Can you transcribe the data exactly? Leave the pictures out.

+++

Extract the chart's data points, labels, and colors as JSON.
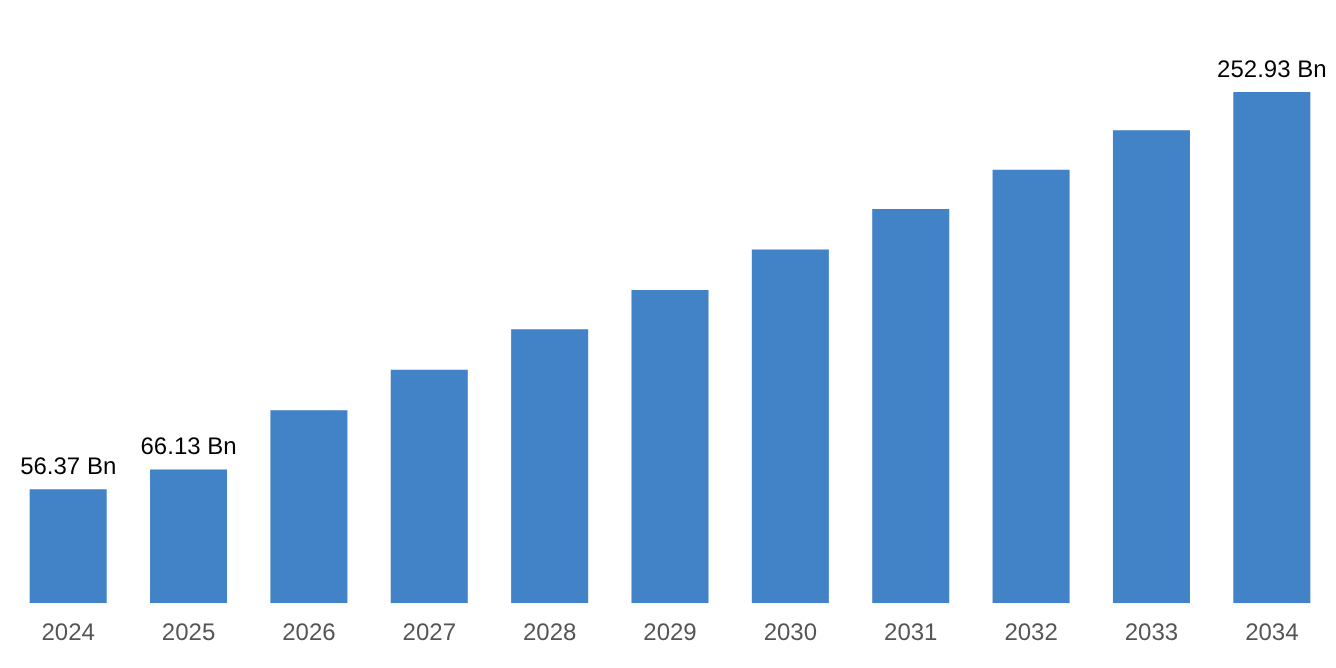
{
  "chart_data": {
    "type": "bar",
    "categories": [
      "2024",
      "2025",
      "2026",
      "2027",
      "2028",
      "2029",
      "2030",
      "2031",
      "2032",
      "2033",
      "2034"
    ],
    "values": [
      56.37,
      66.13,
      95.5,
      115.5,
      135.5,
      155,
      175,
      195,
      214.5,
      234,
      252.93
    ],
    "value_labels": [
      "56.37 Bn",
      "66.13 Bn",
      null,
      null,
      null,
      null,
      null,
      null,
      null,
      null,
      "252.93 Bn"
    ],
    "color": "#4282c6",
    "tick_labels": "x",
    "grid": false,
    "legend": false
  }
}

+++

• **Full solution**:
Extract the chart's data points, labels, and colors as JSON.
{
  "chart_data": {
    "type": "bar",
    "categories": [
      "2024",
      "2025",
      "2026",
      "2027",
      "2028",
      "2029",
      "2030",
      "2031",
      "2032",
      "2033",
      "2034"
    ],
    "values": [
      56.37,
      66.13,
      95.5,
      115.5,
      135.5,
      155,
      175,
      195,
      214.5,
      234,
      252.93
    ],
    "value_labels": [
      "56.37 Bn",
      "66.13 Bn",
      null,
      null,
      null,
      null,
      null,
      null,
      null,
      null,
      "252.93 Bn"
    ],
    "color": "#4282c6",
    "tick_labels": "x",
    "grid": false,
    "legend": false
  }
}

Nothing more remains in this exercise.